(Dataset items)
[Start]
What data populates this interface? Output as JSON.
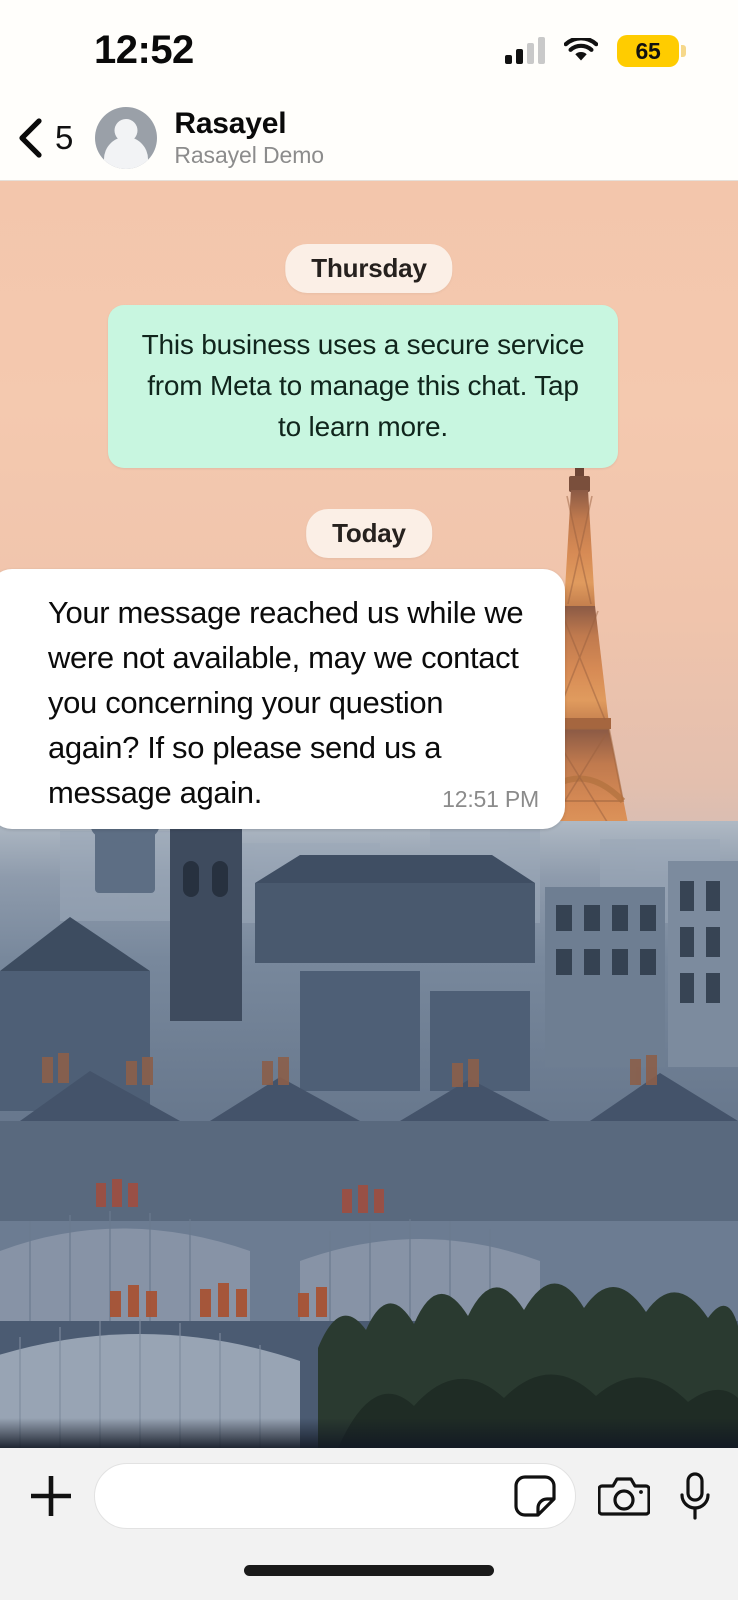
{
  "status_bar": {
    "time": "12:52",
    "battery_percent": "65",
    "signal_icon": "cellular-signal-icon",
    "wifi_icon": "wifi-icon",
    "battery_icon": "battery-low-power-icon",
    "battery_color": "#FFCC00",
    "signal_bars_filled": 2,
    "signal_bars_total": 4
  },
  "header": {
    "back_icon": "chevron-left-icon",
    "back_count": "5",
    "avatar_icon": "person-avatar-icon",
    "name": "Rasayel",
    "subtitle": "Rasayel Demo"
  },
  "chat": {
    "background_image": "paris-eiffel-tower-sunset-photo",
    "sky_color": "#F4C9AF",
    "city_color": "#6B7B90",
    "day_separators": [
      {
        "id": "thursday",
        "label": "Thursday"
      },
      {
        "id": "today",
        "label": "Today"
      }
    ],
    "encryption_notice": {
      "text": "This business uses a secure service from Meta to manage this chat. Tap to learn more.",
      "bubble_color": "#C8F6E0"
    },
    "messages": [
      {
        "id": "incoming-1",
        "direction": "incoming",
        "text": "Your message reached us while we were not available, may we contact you concerning your question again? If so please send us a message again.",
        "time": "12:51 PM",
        "bubble_color": "#FFFFFF"
      }
    ]
  },
  "input_bar": {
    "attach_icon": "plus-icon",
    "message_placeholder": "",
    "message_value": "",
    "sticker_icon": "sticker-icon",
    "camera_icon": "camera-icon",
    "mic_icon": "microphone-icon",
    "background_color": "#F2F2F2"
  },
  "home_indicator": "home-indicator"
}
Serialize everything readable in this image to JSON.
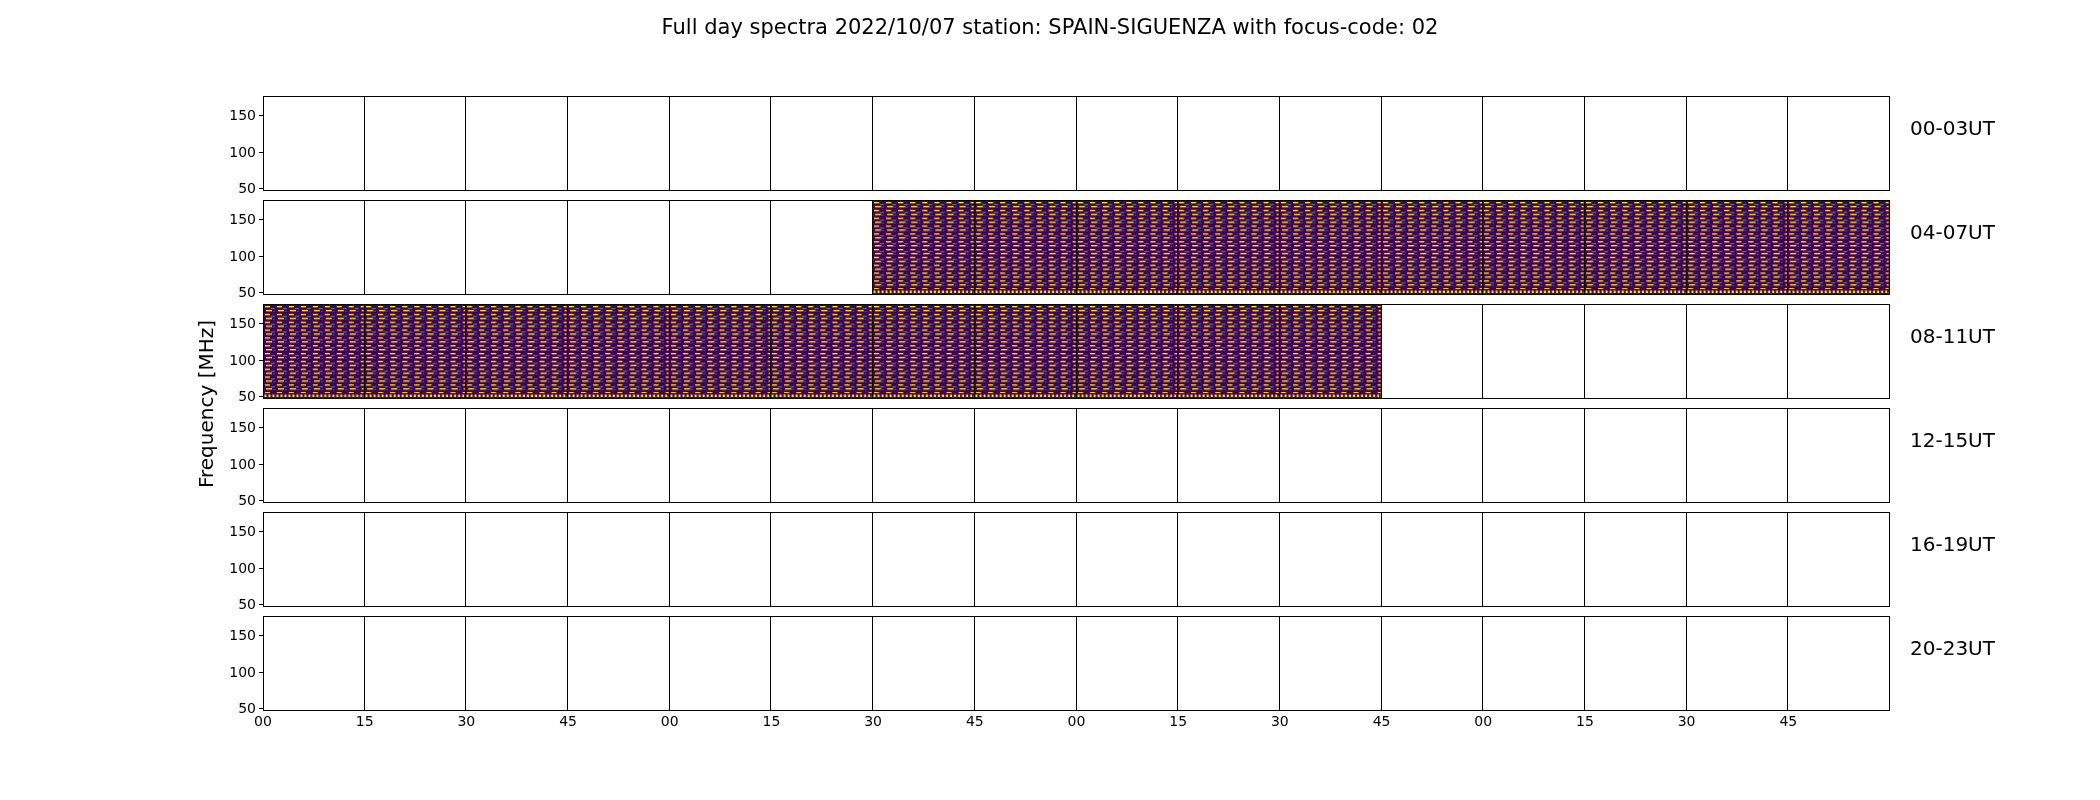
{
  "title": "Full day spectra 2022/10/07 station: SPAIN-SIGUENZA with focus-code: 02",
  "ylabel": "Frequency [MHz]",
  "rows": [
    {
      "label": "00-03UT",
      "yticks": [
        "150",
        "100",
        "50"
      ],
      "panels": [
        {
          "filled": false
        },
        {
          "filled": false
        },
        {
          "filled": false
        },
        {
          "filled": false
        },
        {
          "filled": false
        },
        {
          "filled": false
        },
        {
          "filled": false
        },
        {
          "filled": false
        },
        {
          "filled": false
        },
        {
          "filled": false
        },
        {
          "filled": false
        },
        {
          "filled": false
        },
        {
          "filled": false
        },
        {
          "filled": false
        },
        {
          "filled": false
        },
        {
          "filled": false
        }
      ]
    },
    {
      "label": "04-07UT",
      "yticks": [
        "150",
        "100",
        "50"
      ],
      "panels": [
        {
          "filled": false
        },
        {
          "filled": false
        },
        {
          "filled": false
        },
        {
          "filled": false
        },
        {
          "filled": false
        },
        {
          "filled": false
        },
        {
          "filled": true
        },
        {
          "filled": true
        },
        {
          "filled": true
        },
        {
          "filled": true
        },
        {
          "filled": true
        },
        {
          "filled": true
        },
        {
          "filled": true
        },
        {
          "filled": true
        },
        {
          "filled": true
        },
        {
          "filled": true
        }
      ]
    },
    {
      "label": "08-11UT",
      "yticks": [
        "150",
        "100",
        "50"
      ],
      "panels": [
        {
          "filled": true
        },
        {
          "filled": true
        },
        {
          "filled": true
        },
        {
          "filled": true
        },
        {
          "filled": true
        },
        {
          "filled": true
        },
        {
          "filled": true
        },
        {
          "filled": true
        },
        {
          "filled": true
        },
        {
          "filled": true
        },
        {
          "filled": true
        },
        {
          "filled": false
        },
        {
          "filled": false
        },
        {
          "filled": false
        },
        {
          "filled": false
        },
        {
          "filled": false
        }
      ]
    },
    {
      "label": "12-15UT",
      "yticks": [
        "150",
        "100",
        "50"
      ],
      "panels": [
        {
          "filled": false
        },
        {
          "filled": false
        },
        {
          "filled": false
        },
        {
          "filled": false
        },
        {
          "filled": false
        },
        {
          "filled": false
        },
        {
          "filled": false
        },
        {
          "filled": false
        },
        {
          "filled": false
        },
        {
          "filled": false
        },
        {
          "filled": false
        },
        {
          "filled": false
        },
        {
          "filled": false
        },
        {
          "filled": false
        },
        {
          "filled": false
        },
        {
          "filled": false
        }
      ]
    },
    {
      "label": "16-19UT",
      "yticks": [
        "150",
        "100",
        "50"
      ],
      "panels": [
        {
          "filled": false
        },
        {
          "filled": false
        },
        {
          "filled": false
        },
        {
          "filled": false
        },
        {
          "filled": false
        },
        {
          "filled": false
        },
        {
          "filled": false
        },
        {
          "filled": false
        },
        {
          "filled": false
        },
        {
          "filled": false
        },
        {
          "filled": false
        },
        {
          "filled": false
        },
        {
          "filled": false
        },
        {
          "filled": false
        },
        {
          "filled": false
        },
        {
          "filled": false
        }
      ]
    },
    {
      "label": "20-23UT",
      "yticks": [
        "150",
        "100",
        "50"
      ],
      "panels": [
        {
          "filled": false
        },
        {
          "filled": false
        },
        {
          "filled": false
        },
        {
          "filled": false
        },
        {
          "filled": false
        },
        {
          "filled": false
        },
        {
          "filled": false
        },
        {
          "filled": false
        },
        {
          "filled": false
        },
        {
          "filled": false
        },
        {
          "filled": false
        },
        {
          "filled": false
        },
        {
          "filled": false
        },
        {
          "filled": false
        },
        {
          "filled": false
        },
        {
          "filled": false
        }
      ]
    }
  ],
  "xticks": [
    "00",
    "15",
    "30",
    "45",
    "00",
    "15",
    "30",
    "45",
    "00",
    "15",
    "30",
    "45",
    "00",
    "15",
    "30",
    "45"
  ]
}
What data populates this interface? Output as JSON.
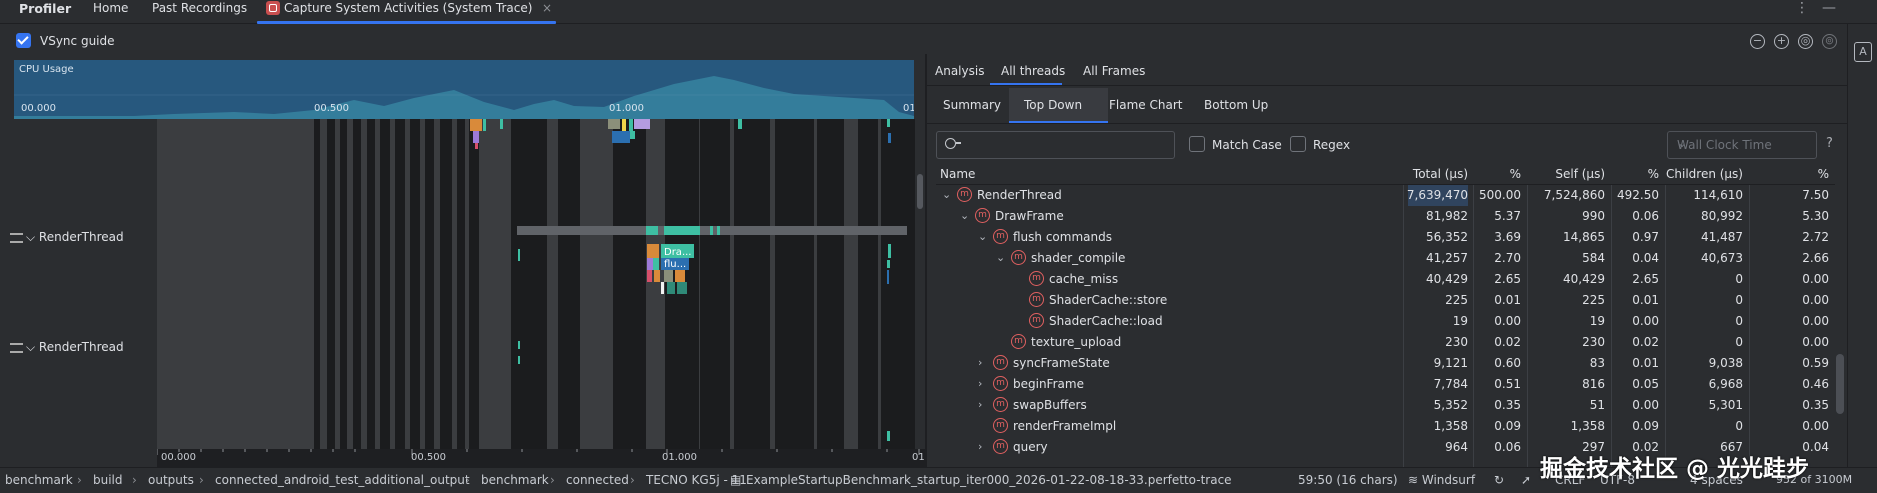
[End]
Challenge: Return the listing above word for word, with the pictures removed.

Response to the task:
What data populates this interface? Output as JSON.
{
  "status_bar": {
    "time": "12:52",
    "battery_percent": "65",
    "signal_icon": "cellular-signal-icon",
    "wifi_icon": "wifi-icon",
    "battery_icon": "battery-low-power-icon",
    "battery_color": "#FFCC00",
    "signal_bars_filled": 2,
    "signal_bars_total": 4
  },
  "header": {
    "back_icon": "chevron-left-icon",
    "back_count": "5",
    "avatar_icon": "person-avatar-icon",
    "name": "Rasayel",
    "subtitle": "Rasayel Demo"
  },
  "chat": {
    "background_image": "paris-eiffel-tower-sunset-photo",
    "sky_color": "#F4C9AF",
    "city_color": "#6B7B90",
    "day_separators": [
      {
        "id": "thursday",
        "label": "Thursday"
      },
      {
        "id": "today",
        "label": "Today"
      }
    ],
    "encryption_notice": {
      "text": "This business uses a secure service from Meta to manage this chat. Tap to learn more.",
      "bubble_color": "#C8F6E0"
    },
    "messages": [
      {
        "id": "incoming-1",
        "direction": "incoming",
        "text": "Your message reached us while we were not available, may we contact you concerning your question again? If so please send us a message again.",
        "time": "12:51 PM",
        "bubble_color": "#FFFFFF"
      }
    ]
  },
  "input_bar": {
    "attach_icon": "plus-icon",
    "message_placeholder": "",
    "message_value": "",
    "sticker_icon": "sticker-icon",
    "camera_icon": "camera-icon",
    "mic_icon": "microphone-icon",
    "background_color": "#F2F2F2"
  },
  "home_indicator": "home-indicator"
}
Serialize everything readable in this image to JSON.
{
  "title": "Full day spectra 2022/10/07 station: SPAIN-SIGUENZA with focus-code: 02",
  "ylabel": "Frequency [MHz]",
  "rows": [
    {
      "label": "00-03UT",
      "yticks": [
        "150",
        "100",
        "50"
      ],
      "panels": [
        {
          "filled": false
        },
        {
          "filled": false
        },
        {
          "filled": false
        },
        {
          "filled": false
        },
        {
          "filled": false
        },
        {
          "filled": false
        },
        {
          "filled": false
        },
        {
          "filled": false
        },
        {
          "filled": false
        },
        {
          "filled": false
        },
        {
          "filled": false
        },
        {
          "filled": false
        },
        {
          "filled": false
        },
        {
          "filled": false
        },
        {
          "filled": false
        },
        {
          "filled": false
        }
      ]
    },
    {
      "label": "04-07UT",
      "yticks": [
        "150",
        "100",
        "50"
      ],
      "panels": [
        {
          "filled": false
        },
        {
          "filled": false
        },
        {
          "filled": false
        },
        {
          "filled": false
        },
        {
          "filled": false
        },
        {
          "filled": false
        },
        {
          "filled": true
        },
        {
          "filled": true
        },
        {
          "filled": true
        },
        {
          "filled": true
        },
        {
          "filled": true
        },
        {
          "filled": true
        },
        {
          "filled": true
        },
        {
          "filled": true
        },
        {
          "filled": true
        },
        {
          "filled": true
        }
      ]
    },
    {
      "label": "08-11UT",
      "yticks": [
        "150",
        "100",
        "50"
      ],
      "panels": [
        {
          "filled": true
        },
        {
          "filled": true
        },
        {
          "filled": true
        },
        {
          "filled": true
        },
        {
          "filled": true
        },
        {
          "filled": true
        },
        {
          "filled": true
        },
        {
          "filled": true
        },
        {
          "filled": true
        },
        {
          "filled": true
        },
        {
          "filled": true
        },
        {
          "filled": false
        },
        {
          "filled": false
        },
        {
          "filled": false
        },
        {
          "filled": false
        },
        {
          "filled": false
        }
      ]
    },
    {
      "label": "12-15UT",
      "yticks": [
        "150",
        "100",
        "50"
      ],
      "panels": [
        {
          "filled": false
        },
        {
          "filled": false
        },
        {
          "filled": false
        },
        {
          "filled": false
        },
        {
          "filled": false
        },
        {
          "filled": false
        },
        {
          "filled": false
        },
        {
          "filled": false
        },
        {
          "filled": false
        },
        {
          "filled": false
        },
        {
          "filled": false
        },
        {
          "filled": false
        },
        {
          "filled": false
        },
        {
          "filled": false
        },
        {
          "filled": false
        },
        {
          "filled": false
        }
      ]
    },
    {
      "label": "16-19UT",
      "yticks": [
        "150",
        "100",
        "50"
      ],
      "panels": [
        {
          "filled": false
        },
        {
          "filled": false
        },
        {
          "filled": false
        },
        {
          "filled": false
        },
        {
          "filled": false
        },
        {
          "filled": false
        },
        {
          "filled": false
        },
        {
          "filled": false
        },
        {
          "filled": false
        },
        {
          "filled": false
        },
        {
          "filled": false
        },
        {
          "filled": false
        },
        {
          "filled": false
        },
        {
          "filled": false
        },
        {
          "filled": false
        },
        {
          "filled": false
        }
      ]
    },
    {
      "label": "20-23UT",
      "yticks": [
        "150",
        "100",
        "50"
      ],
      "panels": [
        {
          "filled": false
        },
        {
          "filled": false
        },
        {
          "filled": false
        },
        {
          "filled": false
        },
        {
          "filled": false
        },
        {
          "filled": false
        },
        {
          "filled": false
        },
        {
          "filled": false
        },
        {
          "filled": false
        },
        {
          "filled": false
        },
        {
          "filled": false
        },
        {
          "filled": false
        },
        {
          "filled": false
        },
        {
          "filled": false
        },
        {
          "filled": false
        },
        {
          "filled": false
        }
      ]
    }
  ],
  "xticks": [
    "00",
    "15",
    "30",
    "45",
    "00",
    "15",
    "30",
    "45",
    "00",
    "15",
    "30",
    "45",
    "00",
    "15",
    "30",
    "45"
  ]
}
What data populates this interface? Output as JSON.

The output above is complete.